**Текст:**
______________________________

Поэтому никогда не верил я в серьезность его парижской неудачливой страсти к "Елене" из "Синей звезды", хотя посвящено ей двадцать пять стихотворений (и многое внушено ею же в последней его драме "Отравленная туника").
Ахматовой (насколько помню) он посвятил открыто всего одно стихотворение, зато сколько стихотворений, куда более выразительных, сочинил, не называя ее, но они явно относятся к ней и к ней одной. 5 Перечитывая эти стихи, можно восстановить драму, разлучившую их так скоро после брака, и те противоречивые чувства, какими Гумилев не переставал мучить и ее, и себя; в стихах он рассказал свою борьбу с ней и несравненное ее очарование, каясь в своей вине перед нею, в вине безумного Наля, проигравшего в кости свою Дамаянти:
Сказала ты, задумчивая, строго:
- "Я верила, любила слишком много,
А ухожу, не веря, не любя,
И пред лицом Всевидящего Бога,
Быть может, самое себя губя,
Навек я отрекаюсь от тебя".
Твоих волос не смел поцеловать я,
Ни даже сжать холодных, тонких рук.
Я сам себе был гадок, как паук,
Меня пугал и мучил каждый звук.
И ты ушла, в простом и темном платье,
Похожая на древнее распятье.

______________________________

**Исходные данные:**
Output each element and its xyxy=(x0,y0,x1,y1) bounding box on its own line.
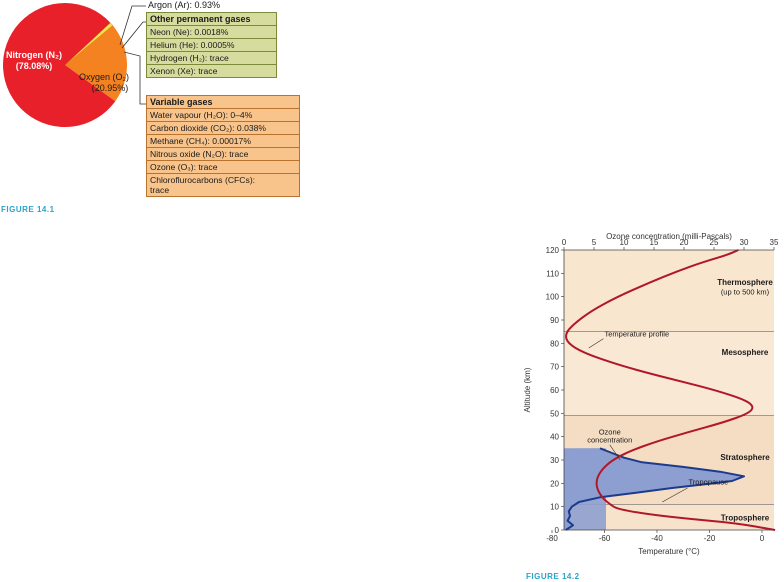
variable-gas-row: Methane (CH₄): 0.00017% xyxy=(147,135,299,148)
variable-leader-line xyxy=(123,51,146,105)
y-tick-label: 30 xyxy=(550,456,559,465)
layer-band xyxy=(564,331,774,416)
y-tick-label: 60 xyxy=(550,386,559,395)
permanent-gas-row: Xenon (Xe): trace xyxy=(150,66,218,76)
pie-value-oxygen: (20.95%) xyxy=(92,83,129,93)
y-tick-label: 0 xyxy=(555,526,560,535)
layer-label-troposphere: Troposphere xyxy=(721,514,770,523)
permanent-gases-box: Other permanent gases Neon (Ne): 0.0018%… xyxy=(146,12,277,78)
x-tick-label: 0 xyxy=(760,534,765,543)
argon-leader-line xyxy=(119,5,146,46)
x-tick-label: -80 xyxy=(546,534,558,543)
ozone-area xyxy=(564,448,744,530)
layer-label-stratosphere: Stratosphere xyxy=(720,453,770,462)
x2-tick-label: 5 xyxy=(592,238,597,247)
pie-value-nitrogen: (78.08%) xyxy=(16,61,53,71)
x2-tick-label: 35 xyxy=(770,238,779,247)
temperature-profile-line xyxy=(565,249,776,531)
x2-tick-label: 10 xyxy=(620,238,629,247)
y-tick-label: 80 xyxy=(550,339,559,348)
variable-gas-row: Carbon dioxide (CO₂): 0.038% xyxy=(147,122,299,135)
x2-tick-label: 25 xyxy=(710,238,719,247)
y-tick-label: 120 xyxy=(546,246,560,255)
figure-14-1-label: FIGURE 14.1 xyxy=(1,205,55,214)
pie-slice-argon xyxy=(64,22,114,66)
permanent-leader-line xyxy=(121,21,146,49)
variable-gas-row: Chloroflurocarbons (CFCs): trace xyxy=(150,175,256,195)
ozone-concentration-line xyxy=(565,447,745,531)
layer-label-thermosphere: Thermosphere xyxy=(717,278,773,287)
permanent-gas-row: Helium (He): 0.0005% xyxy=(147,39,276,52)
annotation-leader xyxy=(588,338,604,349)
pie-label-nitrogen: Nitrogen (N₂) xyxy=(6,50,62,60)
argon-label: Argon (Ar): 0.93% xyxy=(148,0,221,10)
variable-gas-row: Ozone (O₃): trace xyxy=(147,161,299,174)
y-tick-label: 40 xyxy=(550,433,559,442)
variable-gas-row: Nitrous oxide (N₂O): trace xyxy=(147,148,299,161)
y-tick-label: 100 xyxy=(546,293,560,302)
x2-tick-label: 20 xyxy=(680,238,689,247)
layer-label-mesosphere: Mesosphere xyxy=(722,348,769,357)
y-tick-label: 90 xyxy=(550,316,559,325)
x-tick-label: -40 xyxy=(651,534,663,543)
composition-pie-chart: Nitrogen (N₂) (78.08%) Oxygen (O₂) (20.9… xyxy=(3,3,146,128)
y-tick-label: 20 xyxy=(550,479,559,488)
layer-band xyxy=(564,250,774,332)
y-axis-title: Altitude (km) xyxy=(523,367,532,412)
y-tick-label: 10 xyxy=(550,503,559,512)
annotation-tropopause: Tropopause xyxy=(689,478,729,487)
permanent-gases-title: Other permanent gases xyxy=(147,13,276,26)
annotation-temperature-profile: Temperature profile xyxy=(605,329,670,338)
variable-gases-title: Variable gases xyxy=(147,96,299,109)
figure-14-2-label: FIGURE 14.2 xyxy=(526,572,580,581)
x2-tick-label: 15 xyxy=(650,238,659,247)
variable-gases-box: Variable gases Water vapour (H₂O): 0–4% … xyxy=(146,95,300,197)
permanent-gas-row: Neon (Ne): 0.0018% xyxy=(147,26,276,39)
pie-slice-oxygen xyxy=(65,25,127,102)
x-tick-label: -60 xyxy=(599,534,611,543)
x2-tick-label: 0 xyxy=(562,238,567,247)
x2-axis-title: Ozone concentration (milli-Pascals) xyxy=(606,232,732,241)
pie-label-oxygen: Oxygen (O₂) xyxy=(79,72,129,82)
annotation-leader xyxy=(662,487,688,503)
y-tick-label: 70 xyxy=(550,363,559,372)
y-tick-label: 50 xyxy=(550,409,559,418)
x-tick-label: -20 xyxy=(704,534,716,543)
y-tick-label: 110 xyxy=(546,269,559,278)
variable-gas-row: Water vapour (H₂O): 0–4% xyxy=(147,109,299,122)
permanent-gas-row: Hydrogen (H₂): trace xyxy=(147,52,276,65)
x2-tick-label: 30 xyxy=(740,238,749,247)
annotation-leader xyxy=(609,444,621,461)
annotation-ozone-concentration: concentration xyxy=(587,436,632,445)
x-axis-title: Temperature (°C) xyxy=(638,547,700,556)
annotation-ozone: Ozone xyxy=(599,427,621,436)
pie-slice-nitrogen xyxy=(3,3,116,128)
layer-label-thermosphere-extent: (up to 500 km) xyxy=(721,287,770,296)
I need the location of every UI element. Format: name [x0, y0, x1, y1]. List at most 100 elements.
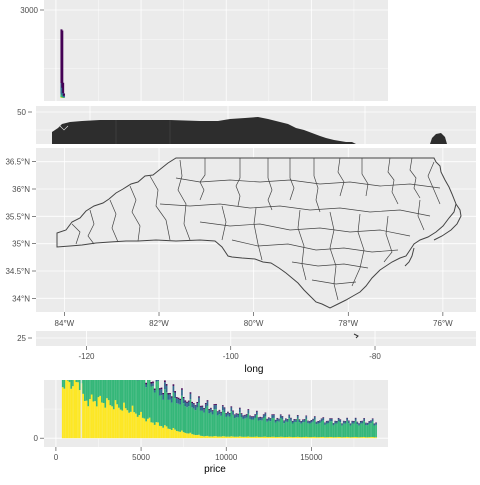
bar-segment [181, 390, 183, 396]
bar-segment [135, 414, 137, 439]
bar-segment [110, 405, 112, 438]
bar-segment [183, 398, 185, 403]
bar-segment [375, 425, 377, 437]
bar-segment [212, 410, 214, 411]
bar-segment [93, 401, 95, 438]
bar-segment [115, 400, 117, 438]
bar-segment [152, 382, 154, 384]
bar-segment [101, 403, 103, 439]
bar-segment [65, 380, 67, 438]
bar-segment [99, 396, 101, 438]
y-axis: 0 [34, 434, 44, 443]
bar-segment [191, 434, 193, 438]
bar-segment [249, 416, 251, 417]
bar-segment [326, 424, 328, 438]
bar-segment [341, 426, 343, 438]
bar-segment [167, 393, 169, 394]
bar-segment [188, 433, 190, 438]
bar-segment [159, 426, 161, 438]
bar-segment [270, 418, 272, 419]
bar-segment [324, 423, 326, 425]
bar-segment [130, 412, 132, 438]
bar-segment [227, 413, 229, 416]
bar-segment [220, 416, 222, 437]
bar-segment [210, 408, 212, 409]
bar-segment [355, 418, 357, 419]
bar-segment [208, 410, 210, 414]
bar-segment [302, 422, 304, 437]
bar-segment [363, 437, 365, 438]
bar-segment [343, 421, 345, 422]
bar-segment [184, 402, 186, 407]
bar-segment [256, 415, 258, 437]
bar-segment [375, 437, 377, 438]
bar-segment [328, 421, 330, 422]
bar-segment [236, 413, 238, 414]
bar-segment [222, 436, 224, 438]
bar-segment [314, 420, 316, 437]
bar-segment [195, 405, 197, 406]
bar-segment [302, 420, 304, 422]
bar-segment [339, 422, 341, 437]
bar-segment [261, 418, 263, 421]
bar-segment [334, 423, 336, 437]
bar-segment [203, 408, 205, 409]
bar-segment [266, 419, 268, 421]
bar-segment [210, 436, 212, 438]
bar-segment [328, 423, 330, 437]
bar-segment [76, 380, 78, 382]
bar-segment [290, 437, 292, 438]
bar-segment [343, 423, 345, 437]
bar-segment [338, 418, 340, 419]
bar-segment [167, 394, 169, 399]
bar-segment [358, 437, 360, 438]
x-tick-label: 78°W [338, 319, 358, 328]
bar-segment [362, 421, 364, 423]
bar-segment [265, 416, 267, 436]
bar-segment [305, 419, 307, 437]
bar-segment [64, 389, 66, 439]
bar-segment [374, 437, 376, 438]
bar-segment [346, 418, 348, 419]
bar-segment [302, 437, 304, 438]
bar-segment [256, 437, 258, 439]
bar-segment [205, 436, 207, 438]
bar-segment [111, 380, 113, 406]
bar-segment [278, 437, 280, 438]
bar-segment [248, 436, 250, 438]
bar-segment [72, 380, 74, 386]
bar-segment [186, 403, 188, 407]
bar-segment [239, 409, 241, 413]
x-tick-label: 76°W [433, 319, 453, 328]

______________________________

**Задания:**
**A.** Перепишите без изменений фрагмент текста о Гумилеве и Ахматовой, который начинается со слов «Ахматовой (насколько помню)» и заканчивается словами «мучил каждый звук.».
**B.** Напишите продолжение текста о Гумилеве и Ахматовой, начав сразу после последней приведенной строки.
Записи для выполнения заданий не понадобятся.

**Ответы:**
**A.**
Ахматовой (насколько помню) он посвятил открыто всего одно стихотворение, зато сколько стихотворений, куда более выразительных, сочинил, не называя ее, но они явно относятся к ней и к ней одной. 5 Перечитывая эти стихи, можно восстановить драму, разлучившую их так скоро после брака, и те противоречивые чувства, какими Гумилев не переставал мучить и ее, и себя; в стихах он рассказал свою борьбу с ней и несравненное ее очарование, каясь в своей вине перед нею, в вине безумного Наля, проигравшего в кости свою Дамаянти:
Сказала ты, задумчивая, строго:
- "Я верила, любила слишком много,
А ухожу, не веря, не любя,
И пред лицом Всевидящего Бога,
Быть может, самое себя губя,
Навек я отрекаюсь от тебя".
Твоих волос не смел поцеловать я,
Ни даже сжать холодных, тонких рук.
Я сам себе был гадок, как паук,
Меня пугал и мучил каждый звук.

**B.**
Я не хочу слишком уточнять перипетий семейной драмы Гумилевых. К тому же каждому, знающему стихи, какими начинается "Чужое небо" и каких много в сборниках Ахматовой - "Вечер" и "Четки", не трудно восстановить эту драму и судить о том, насколько в этих стихах все автобиографично. Но несмотря на "камуфляж" некоторых строк, стихи говорят сами за себя. Напомню только о Гумилевском портрете - "Она", который он мог написать, конечно, только с Ахматовой:
Я знаю женщину: молчание,
Усталость горькая от слов,
Живет в таинственном мерцаньи
Ее расширенных зрачков.
Неслышный и неторопливый,
Так странно плавен шаг ее,
Назвать ее нельзя красивой,
Но в ней все счастие мое.
И конец:
Она светла в часы томлений
И держит молнии в руке,
И четки сны ее, как тени
На райском огненном песке.
Этот портрет дополняется другим, насмешливо-заостренным, и рисуя не идеализованную, а бытовую Ахматову, он выдает уже наметившуюся трещину в их любви. Приведу лишь первую и последнюю строфы:
Из логова змиева,
Из города Киева,
Я взял не жену, а колдунью,
А думал забавницу,
Гадал - своенравницу.
Веселую птицу-певунью.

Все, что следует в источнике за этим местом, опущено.